_Goal:_
Copy every line with the string "points" in it.

_Collected data:_
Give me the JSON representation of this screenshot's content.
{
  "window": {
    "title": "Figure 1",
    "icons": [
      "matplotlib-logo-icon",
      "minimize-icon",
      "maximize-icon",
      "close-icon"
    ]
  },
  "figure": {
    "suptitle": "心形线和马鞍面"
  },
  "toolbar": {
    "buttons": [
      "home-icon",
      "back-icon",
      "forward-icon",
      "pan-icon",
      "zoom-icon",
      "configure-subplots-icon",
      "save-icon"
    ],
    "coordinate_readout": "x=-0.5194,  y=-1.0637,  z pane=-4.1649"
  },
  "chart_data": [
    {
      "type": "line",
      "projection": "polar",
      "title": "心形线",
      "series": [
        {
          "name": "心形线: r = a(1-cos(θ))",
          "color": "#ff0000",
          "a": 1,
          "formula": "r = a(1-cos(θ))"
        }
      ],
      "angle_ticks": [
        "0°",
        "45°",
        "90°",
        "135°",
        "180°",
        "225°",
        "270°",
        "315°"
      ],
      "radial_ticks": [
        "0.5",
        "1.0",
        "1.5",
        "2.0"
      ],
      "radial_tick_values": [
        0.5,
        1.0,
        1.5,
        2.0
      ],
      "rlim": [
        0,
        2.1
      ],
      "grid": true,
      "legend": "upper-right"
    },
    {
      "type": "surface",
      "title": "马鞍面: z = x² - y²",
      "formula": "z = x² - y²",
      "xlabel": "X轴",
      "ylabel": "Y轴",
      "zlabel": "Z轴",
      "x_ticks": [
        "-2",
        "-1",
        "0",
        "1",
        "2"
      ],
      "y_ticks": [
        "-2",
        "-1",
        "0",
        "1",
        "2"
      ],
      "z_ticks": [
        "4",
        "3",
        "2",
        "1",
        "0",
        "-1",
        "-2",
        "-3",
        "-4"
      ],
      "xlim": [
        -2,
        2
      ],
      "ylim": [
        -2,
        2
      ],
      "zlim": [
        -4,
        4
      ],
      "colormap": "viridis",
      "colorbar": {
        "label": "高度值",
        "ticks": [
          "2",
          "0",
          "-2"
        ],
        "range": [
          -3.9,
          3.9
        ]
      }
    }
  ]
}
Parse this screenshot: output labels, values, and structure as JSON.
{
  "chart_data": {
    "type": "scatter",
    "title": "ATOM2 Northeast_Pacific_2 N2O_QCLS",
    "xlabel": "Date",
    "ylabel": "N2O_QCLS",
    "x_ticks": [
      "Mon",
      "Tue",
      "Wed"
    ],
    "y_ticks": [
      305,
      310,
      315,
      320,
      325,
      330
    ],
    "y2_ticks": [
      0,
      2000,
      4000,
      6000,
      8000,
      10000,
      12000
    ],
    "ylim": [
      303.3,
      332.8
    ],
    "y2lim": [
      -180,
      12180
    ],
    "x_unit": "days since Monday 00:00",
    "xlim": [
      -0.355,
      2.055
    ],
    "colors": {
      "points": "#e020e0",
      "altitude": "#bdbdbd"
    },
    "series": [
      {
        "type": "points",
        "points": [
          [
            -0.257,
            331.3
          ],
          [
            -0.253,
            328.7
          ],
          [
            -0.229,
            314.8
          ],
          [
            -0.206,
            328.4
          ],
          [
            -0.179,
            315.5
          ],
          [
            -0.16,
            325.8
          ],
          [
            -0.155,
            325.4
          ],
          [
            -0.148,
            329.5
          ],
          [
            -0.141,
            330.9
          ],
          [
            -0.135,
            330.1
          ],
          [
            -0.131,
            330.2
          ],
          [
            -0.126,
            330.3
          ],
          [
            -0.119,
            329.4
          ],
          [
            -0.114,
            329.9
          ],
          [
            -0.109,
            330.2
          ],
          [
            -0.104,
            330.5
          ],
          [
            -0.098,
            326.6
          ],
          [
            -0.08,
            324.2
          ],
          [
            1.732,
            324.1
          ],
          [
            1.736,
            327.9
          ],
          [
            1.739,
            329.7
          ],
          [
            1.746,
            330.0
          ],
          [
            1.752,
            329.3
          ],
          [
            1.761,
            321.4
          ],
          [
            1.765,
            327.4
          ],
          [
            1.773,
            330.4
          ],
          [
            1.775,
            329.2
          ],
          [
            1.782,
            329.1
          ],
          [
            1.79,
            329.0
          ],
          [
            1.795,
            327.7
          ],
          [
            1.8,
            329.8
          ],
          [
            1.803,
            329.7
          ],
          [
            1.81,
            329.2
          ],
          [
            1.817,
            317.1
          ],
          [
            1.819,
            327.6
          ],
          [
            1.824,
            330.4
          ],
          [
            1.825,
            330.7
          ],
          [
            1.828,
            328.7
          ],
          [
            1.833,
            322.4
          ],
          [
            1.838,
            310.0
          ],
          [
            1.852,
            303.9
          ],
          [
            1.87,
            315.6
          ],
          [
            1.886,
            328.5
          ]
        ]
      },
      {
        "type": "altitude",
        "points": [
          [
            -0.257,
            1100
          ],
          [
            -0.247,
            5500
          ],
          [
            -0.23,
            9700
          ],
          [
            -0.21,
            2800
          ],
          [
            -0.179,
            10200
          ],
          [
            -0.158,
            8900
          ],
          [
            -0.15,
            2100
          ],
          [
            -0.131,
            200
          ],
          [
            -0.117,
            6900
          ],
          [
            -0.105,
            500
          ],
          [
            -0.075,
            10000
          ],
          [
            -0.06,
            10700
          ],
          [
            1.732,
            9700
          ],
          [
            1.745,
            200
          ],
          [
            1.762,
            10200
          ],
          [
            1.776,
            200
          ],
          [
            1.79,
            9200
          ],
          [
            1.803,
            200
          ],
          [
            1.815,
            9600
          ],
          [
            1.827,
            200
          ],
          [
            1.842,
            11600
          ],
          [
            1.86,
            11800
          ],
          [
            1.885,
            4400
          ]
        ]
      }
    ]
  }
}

_Completed task:_
      "points": "#e020e0",
        "type": "points",
        "points": [
        "points": [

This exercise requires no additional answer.